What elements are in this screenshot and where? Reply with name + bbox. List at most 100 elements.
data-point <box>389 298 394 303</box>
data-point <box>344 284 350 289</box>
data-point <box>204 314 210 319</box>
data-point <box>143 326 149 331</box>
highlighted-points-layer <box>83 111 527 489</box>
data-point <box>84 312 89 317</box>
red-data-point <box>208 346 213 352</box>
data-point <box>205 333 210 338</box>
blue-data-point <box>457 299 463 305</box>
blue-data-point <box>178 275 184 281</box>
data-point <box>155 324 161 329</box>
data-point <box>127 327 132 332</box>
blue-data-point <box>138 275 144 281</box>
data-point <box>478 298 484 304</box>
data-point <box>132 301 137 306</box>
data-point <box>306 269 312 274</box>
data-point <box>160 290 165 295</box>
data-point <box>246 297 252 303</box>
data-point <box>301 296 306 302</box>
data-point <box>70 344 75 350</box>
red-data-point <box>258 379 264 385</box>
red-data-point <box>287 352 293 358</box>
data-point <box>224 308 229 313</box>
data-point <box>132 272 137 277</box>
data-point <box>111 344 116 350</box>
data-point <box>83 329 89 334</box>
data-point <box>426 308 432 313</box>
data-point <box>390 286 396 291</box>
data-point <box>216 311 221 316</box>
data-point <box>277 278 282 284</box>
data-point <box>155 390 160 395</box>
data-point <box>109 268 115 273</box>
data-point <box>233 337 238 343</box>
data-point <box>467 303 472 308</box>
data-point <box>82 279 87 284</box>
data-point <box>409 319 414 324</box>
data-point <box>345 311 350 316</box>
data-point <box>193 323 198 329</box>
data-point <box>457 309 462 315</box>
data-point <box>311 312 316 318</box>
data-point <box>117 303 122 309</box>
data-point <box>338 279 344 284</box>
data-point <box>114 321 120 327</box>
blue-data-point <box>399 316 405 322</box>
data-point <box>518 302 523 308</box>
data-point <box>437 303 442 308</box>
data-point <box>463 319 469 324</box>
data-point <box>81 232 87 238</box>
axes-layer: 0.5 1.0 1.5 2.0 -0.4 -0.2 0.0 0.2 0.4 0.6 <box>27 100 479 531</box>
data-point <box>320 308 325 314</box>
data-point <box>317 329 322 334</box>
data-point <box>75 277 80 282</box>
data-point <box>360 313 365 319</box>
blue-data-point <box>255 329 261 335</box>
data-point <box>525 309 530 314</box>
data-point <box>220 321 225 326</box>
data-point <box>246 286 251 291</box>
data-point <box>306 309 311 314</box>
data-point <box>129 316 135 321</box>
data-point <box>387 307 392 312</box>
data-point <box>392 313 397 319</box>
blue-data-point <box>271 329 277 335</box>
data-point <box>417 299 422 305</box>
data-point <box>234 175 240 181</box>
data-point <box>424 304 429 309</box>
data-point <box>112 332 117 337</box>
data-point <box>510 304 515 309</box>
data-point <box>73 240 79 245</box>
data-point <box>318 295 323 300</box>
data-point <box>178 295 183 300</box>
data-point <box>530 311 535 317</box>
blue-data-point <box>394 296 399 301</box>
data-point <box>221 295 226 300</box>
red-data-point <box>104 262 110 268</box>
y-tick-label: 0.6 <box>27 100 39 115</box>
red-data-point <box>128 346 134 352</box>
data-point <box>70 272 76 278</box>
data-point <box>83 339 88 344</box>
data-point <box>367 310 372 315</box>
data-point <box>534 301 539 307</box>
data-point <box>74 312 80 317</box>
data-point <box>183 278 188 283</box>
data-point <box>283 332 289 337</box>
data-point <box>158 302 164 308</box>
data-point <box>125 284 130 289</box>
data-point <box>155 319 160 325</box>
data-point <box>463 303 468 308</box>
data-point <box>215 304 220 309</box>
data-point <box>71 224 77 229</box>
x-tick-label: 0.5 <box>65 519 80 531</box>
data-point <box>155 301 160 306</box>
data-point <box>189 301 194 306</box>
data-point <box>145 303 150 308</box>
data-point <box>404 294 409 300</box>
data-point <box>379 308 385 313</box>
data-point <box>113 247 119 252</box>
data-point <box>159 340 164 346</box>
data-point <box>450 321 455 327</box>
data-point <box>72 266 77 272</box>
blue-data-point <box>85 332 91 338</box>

Written problem = Pull out every one of the lines above, word for word and in their original order.

Result of this task =
What elements are in this screenshot and where? Reply with name + bbox. List at most 100 elements.
data-point <box>389 298 394 303</box>
data-point <box>344 284 350 289</box>
data-point <box>204 314 210 319</box>
data-point <box>143 326 149 331</box>
highlighted-points-layer <box>83 111 527 489</box>
data-point <box>84 312 89 317</box>
red-data-point <box>208 346 213 352</box>
data-point <box>205 333 210 338</box>
blue-data-point <box>457 299 463 305</box>
blue-data-point <box>178 275 184 281</box>
data-point <box>155 324 161 329</box>
data-point <box>127 327 132 332</box>
blue-data-point <box>138 275 144 281</box>
data-point <box>478 298 484 304</box>
data-point <box>132 301 137 306</box>
data-point <box>306 269 312 274</box>
data-point <box>160 290 165 295</box>
data-point <box>246 297 252 303</box>
data-point <box>301 296 306 302</box>
data-point <box>70 344 75 350</box>
red-data-point <box>258 379 264 385</box>
red-data-point <box>287 352 293 358</box>
data-point <box>224 308 229 313</box>
data-point <box>132 272 137 277</box>
data-point <box>111 344 116 350</box>
data-point <box>83 329 89 334</box>
data-point <box>426 308 432 313</box>
data-point <box>390 286 396 291</box>
data-point <box>216 311 221 316</box>
data-point <box>277 278 282 284</box>
data-point <box>155 390 160 395</box>
data-point <box>109 268 115 273</box>
data-point <box>233 337 238 343</box>
data-point <box>467 303 472 308</box>
data-point <box>82 279 87 284</box>
data-point <box>409 319 414 324</box>
data-point <box>345 311 350 316</box>
data-point <box>193 323 198 329</box>
data-point <box>457 309 462 315</box>
data-point <box>311 312 316 318</box>
data-point <box>117 303 122 309</box>
data-point <box>338 279 344 284</box>
data-point <box>114 321 120 327</box>
blue-data-point <box>399 316 405 322</box>
data-point <box>518 302 523 308</box>
data-point <box>437 303 442 308</box>
data-point <box>463 319 469 324</box>
data-point <box>81 232 87 238</box>
axes-layer: 0.5 1.0 1.5 2.0 -0.4 -0.2 0.0 0.2 0.4 0.6 <box>27 100 479 531</box>
data-point <box>320 308 325 314</box>
data-point <box>317 329 322 334</box>
data-point <box>75 277 80 282</box>
data-point <box>360 313 365 319</box>
blue-data-point <box>255 329 261 335</box>
data-point <box>525 309 530 314</box>
data-point <box>220 321 225 326</box>
data-point <box>246 286 251 291</box>
data-point <box>306 309 311 314</box>
data-point <box>129 316 135 321</box>
data-point <box>387 307 392 312</box>
data-point <box>392 313 397 319</box>
blue-data-point <box>271 329 277 335</box>
data-point <box>417 299 422 305</box>
data-point <box>234 175 240 181</box>
data-point <box>424 304 429 309</box>
data-point <box>112 332 117 337</box>
data-point <box>510 304 515 309</box>
data-point <box>73 240 79 245</box>
data-point <box>318 295 323 300</box>
data-point <box>178 295 183 300</box>
data-point <box>530 311 535 317</box>
blue-data-point <box>394 296 399 301</box>
data-point <box>221 295 226 300</box>
red-data-point <box>104 262 110 268</box>
y-tick-label: 0.6 <box>27 100 39 115</box>
red-data-point <box>128 346 134 352</box>
data-point <box>70 272 76 278</box>
data-point <box>83 339 88 344</box>
data-point <box>367 310 372 315</box>
data-point <box>534 301 539 307</box>
data-point <box>74 312 80 317</box>
data-point <box>183 278 188 283</box>
data-point <box>283 332 289 337</box>
data-point <box>158 302 164 308</box>
data-point <box>125 284 130 289</box>
data-point <box>155 319 160 325</box>
data-point <box>463 303 468 308</box>
data-point <box>215 304 220 309</box>
data-point <box>71 224 77 229</box>
x-tick-label: 0.5 <box>65 519 80 531</box>
data-point <box>155 301 160 306</box>
data-point <box>189 301 194 306</box>
data-point <box>145 303 150 308</box>
data-point <box>404 294 409 300</box>
data-point <box>379 308 385 313</box>
data-point <box>113 247 119 252</box>
data-point <box>159 340 164 346</box>
data-point <box>450 321 455 327</box>
data-point <box>72 266 77 272</box>
blue-data-point <box>85 332 91 338</box>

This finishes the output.